:: SOURCE MATERIAL ::

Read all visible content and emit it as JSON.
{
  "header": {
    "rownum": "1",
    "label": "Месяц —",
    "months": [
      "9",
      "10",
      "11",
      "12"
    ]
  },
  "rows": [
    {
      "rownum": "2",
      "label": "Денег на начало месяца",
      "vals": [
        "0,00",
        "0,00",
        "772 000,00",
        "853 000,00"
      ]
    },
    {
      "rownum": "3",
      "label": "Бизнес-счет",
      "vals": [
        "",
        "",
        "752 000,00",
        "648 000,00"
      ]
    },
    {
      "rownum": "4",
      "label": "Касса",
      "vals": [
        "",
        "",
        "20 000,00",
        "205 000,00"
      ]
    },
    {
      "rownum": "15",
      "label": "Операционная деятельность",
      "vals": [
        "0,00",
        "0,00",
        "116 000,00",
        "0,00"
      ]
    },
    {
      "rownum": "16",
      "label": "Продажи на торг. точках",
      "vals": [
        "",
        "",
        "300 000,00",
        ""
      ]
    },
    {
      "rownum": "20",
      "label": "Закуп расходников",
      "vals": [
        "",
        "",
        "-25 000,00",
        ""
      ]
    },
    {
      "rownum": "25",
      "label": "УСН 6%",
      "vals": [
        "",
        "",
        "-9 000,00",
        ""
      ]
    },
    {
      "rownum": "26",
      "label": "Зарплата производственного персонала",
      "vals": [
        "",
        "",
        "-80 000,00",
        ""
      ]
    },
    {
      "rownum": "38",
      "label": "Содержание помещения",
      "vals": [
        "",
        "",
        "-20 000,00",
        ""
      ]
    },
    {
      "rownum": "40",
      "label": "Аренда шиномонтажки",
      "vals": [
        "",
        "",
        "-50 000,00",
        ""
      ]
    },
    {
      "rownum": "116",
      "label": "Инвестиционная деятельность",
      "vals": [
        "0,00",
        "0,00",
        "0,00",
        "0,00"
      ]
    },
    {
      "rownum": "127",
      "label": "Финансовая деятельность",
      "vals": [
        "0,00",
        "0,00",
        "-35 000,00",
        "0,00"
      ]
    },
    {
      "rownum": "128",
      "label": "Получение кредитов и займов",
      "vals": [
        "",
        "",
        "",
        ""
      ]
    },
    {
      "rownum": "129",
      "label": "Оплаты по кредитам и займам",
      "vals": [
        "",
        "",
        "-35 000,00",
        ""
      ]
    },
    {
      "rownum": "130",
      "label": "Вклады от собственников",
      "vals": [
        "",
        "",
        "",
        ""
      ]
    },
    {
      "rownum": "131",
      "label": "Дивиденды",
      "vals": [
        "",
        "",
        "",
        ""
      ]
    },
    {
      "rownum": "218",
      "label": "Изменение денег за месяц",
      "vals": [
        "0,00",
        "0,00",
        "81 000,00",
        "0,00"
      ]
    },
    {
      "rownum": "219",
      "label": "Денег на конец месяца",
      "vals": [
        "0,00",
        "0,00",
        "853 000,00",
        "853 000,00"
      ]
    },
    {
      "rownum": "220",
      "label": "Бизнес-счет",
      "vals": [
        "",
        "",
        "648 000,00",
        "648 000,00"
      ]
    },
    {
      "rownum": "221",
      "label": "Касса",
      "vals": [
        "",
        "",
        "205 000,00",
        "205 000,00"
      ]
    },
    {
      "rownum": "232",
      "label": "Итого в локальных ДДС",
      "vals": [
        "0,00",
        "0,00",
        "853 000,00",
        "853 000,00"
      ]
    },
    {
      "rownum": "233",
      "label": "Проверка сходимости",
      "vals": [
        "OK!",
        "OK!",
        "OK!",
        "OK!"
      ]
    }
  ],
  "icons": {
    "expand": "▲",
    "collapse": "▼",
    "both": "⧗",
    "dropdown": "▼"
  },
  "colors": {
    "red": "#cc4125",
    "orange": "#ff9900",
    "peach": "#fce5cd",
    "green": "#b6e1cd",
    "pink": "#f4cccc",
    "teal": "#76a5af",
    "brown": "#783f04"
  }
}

:::

Make a tally of the lines in this data that include the string "месяца", and answer with that tally alone.

2